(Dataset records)

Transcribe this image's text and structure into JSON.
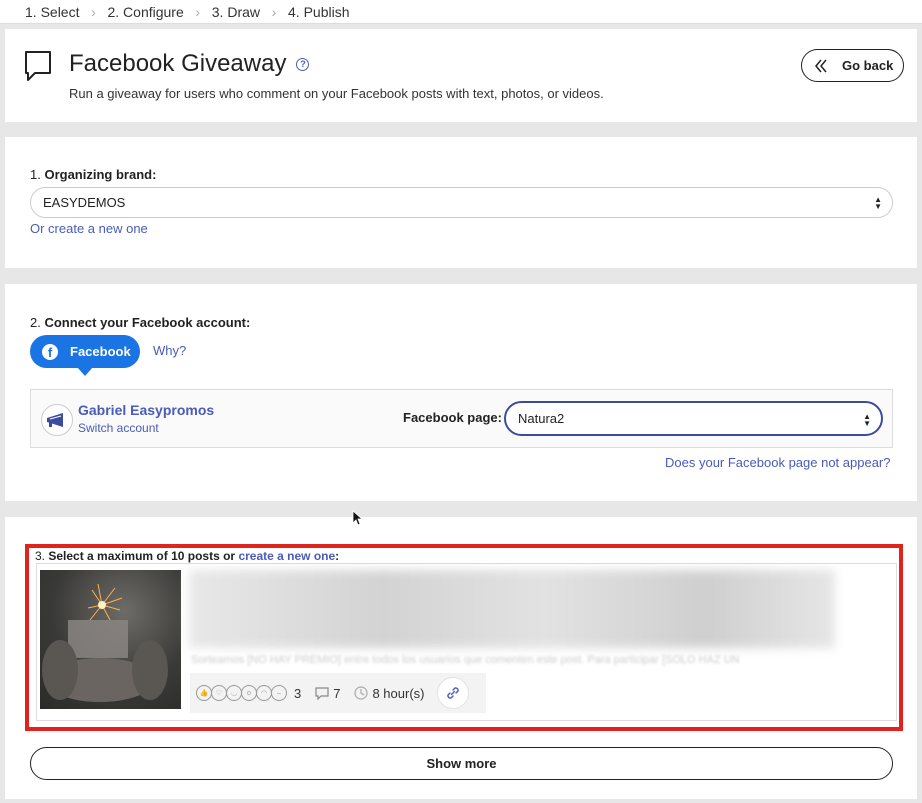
{
  "steps": [
    {
      "label": "1. Select"
    },
    {
      "label": "2. Configure"
    },
    {
      "label": "3. Draw"
    },
    {
      "label": "4. Publish"
    }
  ],
  "header": {
    "title": "Facebook Giveaway",
    "subtitle": "Run a giveaway for users who comment on your Facebook posts with text, photos, or videos.",
    "go_back_label": "Go back",
    "help_glyph": "?"
  },
  "brand_section": {
    "number": "1.",
    "label": "Organizing brand:",
    "selected": "EASYDEMOS",
    "create_link": "Or create a new one"
  },
  "connect_section": {
    "number": "2.",
    "label": "Connect your Facebook account:",
    "facebook_button": "Facebook",
    "why_link": "Why?",
    "account_name": "Gabriel Easypromos",
    "switch_account": "Switch account",
    "page_label": "Facebook page:",
    "page_selected": "Natura2",
    "page_missing_link": "Does your Facebook page not appear?"
  },
  "posts_section": {
    "number": "3.",
    "label": "Select a maximum of 10 posts or",
    "create_link": "create a new one",
    "suffix": ":",
    "post": {
      "preview_text": "Sorteamos [NO HAY PREMIO] entre todos los usuarios que comenten este post. Para participar [SOLO HAZ UN",
      "reactions_count": "3",
      "comments_count": "7",
      "time_ago": "8 hour(s)"
    },
    "show_more": "Show more"
  },
  "colors": {
    "accent": "#4a5bb8",
    "facebook_blue": "#1b74e4",
    "highlight_red": "#e0231c",
    "page_select_border": "#3d4a9e"
  },
  "icons": [
    "chevron-right-icon",
    "chat-bubble-icon",
    "help-icon",
    "double-chevron-left-icon",
    "facebook-icon",
    "megaphone-icon",
    "select-arrows-icon",
    "reaction-icons",
    "comment-icon",
    "clock-icon",
    "link-icon"
  ]
}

[SET TASK]
Keep the pictures out and write out the records exactly.

[EXERCISE ANSWER]
Transcribe this image's text and structure into JSON.
{
  "steps": [
    {
      "label": "1. Select"
    },
    {
      "label": "2. Configure"
    },
    {
      "label": "3. Draw"
    },
    {
      "label": "4. Publish"
    }
  ],
  "header": {
    "title": "Facebook Giveaway",
    "subtitle": "Run a giveaway for users who comment on your Facebook posts with text, photos, or videos.",
    "go_back_label": "Go back",
    "help_glyph": "?"
  },
  "brand_section": {
    "number": "1.",
    "label": "Organizing brand:",
    "selected": "EASYDEMOS",
    "create_link": "Or create a new one"
  },
  "connect_section": {
    "number": "2.",
    "label": "Connect your Facebook account:",
    "facebook_button": "Facebook",
    "why_link": "Why?",
    "account_name": "Gabriel Easypromos",
    "switch_account": "Switch account",
    "page_label": "Facebook page:",
    "page_selected": "Natura2",
    "page_missing_link": "Does your Facebook page not appear?"
  },
  "posts_section": {
    "number": "3.",
    "label": "Select a maximum of 10 posts or",
    "create_link": "create a new one",
    "suffix": ":",
    "post": {
      "preview_text": "Sorteamos [NO HAY PREMIO] entre todos los usuarios que comenten este post. Para participar [SOLO HAZ UN",
      "reactions_count": "3",
      "comments_count": "7",
      "time_ago": "8 hour(s)"
    },
    "show_more": "Show more"
  },
  "colors": {
    "accent": "#4a5bb8",
    "facebook_blue": "#1b74e4",
    "highlight_red": "#e0231c",
    "page_select_border": "#3d4a9e"
  },
  "icons": [
    "chevron-right-icon",
    "chat-bubble-icon",
    "help-icon",
    "double-chevron-left-icon",
    "facebook-icon",
    "megaphone-icon",
    "select-arrows-icon",
    "reaction-icons",
    "comment-icon",
    "clock-icon",
    "link-icon"
  ]
}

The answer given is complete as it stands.